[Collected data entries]

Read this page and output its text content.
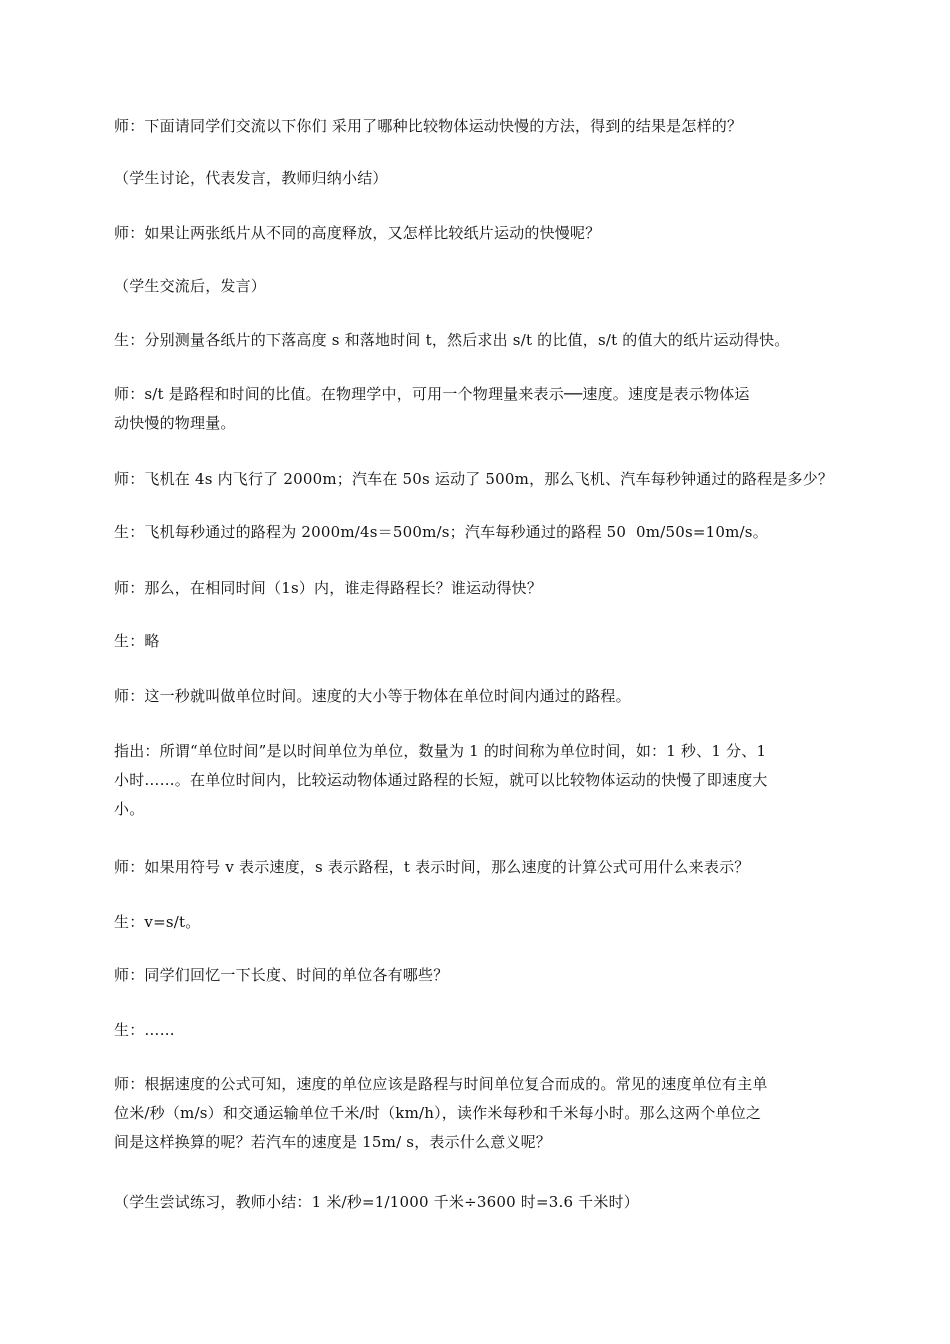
师：下面请同学们交流以下你们 采用了哪种比较物体运动快慢的方法，得到的结果是怎样的？
（学生讨论，代表发言，教师归纳小结）
师：如果让两张纸片从不同的高度释放，又怎样比较纸片运动的快慢呢？
（学生交流后，发言）
生：分别测量各纸片的下落高度 s 和落地时间 t，然后求出 s/t 的比值，s/t 的值大的纸片运动得快。
师：s/t 是路程和时间的比值。在物理学中，可用一个物理量来表示──速度。速度是表示物体运
动快慢的物理量。
师：飞机在 4s 内飞行了 2000m；汽车在 50s 运动了 500m，那么飞机、汽车每秒钟通过的路程是多少？
生：飞机每秒通过的路程为 2000m/4s＝500m/s；汽车每秒通过的路程 50  0m/50s=10m/s。
师：那么，在相同时间（1s）内，谁走得路程长？谁运动得快？
生：略
师：这一秒就叫做单位时间。速度的大小等于物体在单位时间内通过的路程。
指出：所谓“单位时间”是以时间单位为单位，数量为 1 的时间称为单位时间，如：1 秒、1 分、1
小时……。在单位时间内，比较运动物体通过路程的长短，就可以比较物体运动的快慢了即速度大
小。
师：如果用符号 v 表示速度，s 表示路程，t 表示时间，那么速度的计算公式可用什么来表示？
生：v=s/t。
师：同学们回忆一下长度、时间的单位各有哪些？
生：……
师：根据速度的公式可知，速度的单位应该是路程与时间单位复合而成的。常见的速度单位有主单
位米/秒（m/s）和交通运输单位千米/时（km/h），读作米每秒和千米每小时。那么这两个单位之
间是这样换算的呢？若汽车的速度是 15m/ s，表示什么意义呢？
（学生尝试练习，教师小结：1 米/秒=1/1000 千米÷3600 时=3.6 千米时）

_What you will do_
Exclude the pictures and transcribe all of the entries exactly.

_Reply to the exercise_
Read this page and output its text content.
师：下面请同学们交流以下你们 采用了哪种比较物体运动快慢的方法，得到的结果是怎样的？
（学生讨论，代表发言，教师归纳小结）
师：如果让两张纸片从不同的高度释放，又怎样比较纸片运动的快慢呢？
（学生交流后，发言）
生：分别测量各纸片的下落高度 s 和落地时间 t，然后求出 s/t 的比值，s/t 的值大的纸片运动得快。
师：s/t 是路程和时间的比值。在物理学中，可用一个物理量来表示──速度。速度是表示物体运
动快慢的物理量。
师：飞机在 4s 内飞行了 2000m；汽车在 50s 运动了 500m，那么飞机、汽车每秒钟通过的路程是多少？
生：飞机每秒通过的路程为 2000m/4s＝500m/s；汽车每秒通过的路程 50  0m/50s=10m/s。
师：那么，在相同时间（1s）内，谁走得路程长？谁运动得快？
生：略
师：这一秒就叫做单位时间。速度的大小等于物体在单位时间内通过的路程。
指出：所谓“单位时间”是以时间单位为单位，数量为 1 的时间称为单位时间，如：1 秒、1 分、1
小时……。在单位时间内，比较运动物体通过路程的长短，就可以比较物体运动的快慢了即速度大
小。
师：如果用符号 v 表示速度，s 表示路程，t 表示时间，那么速度的计算公式可用什么来表示？
生：v=s/t。
师：同学们回忆一下长度、时间的单位各有哪些？
生：……
师：根据速度的公式可知，速度的单位应该是路程与时间单位复合而成的。常见的速度单位有主单
位米/秒（m/s）和交通运输单位千米/时（km/h），读作米每秒和千米每小时。那么这两个单位之
间是这样换算的呢？若汽车的速度是 15m/ s，表示什么意义呢？
（学生尝试练习，教师小结：1 米/秒=1/1000 千米÷3600 时=3.6 千米时）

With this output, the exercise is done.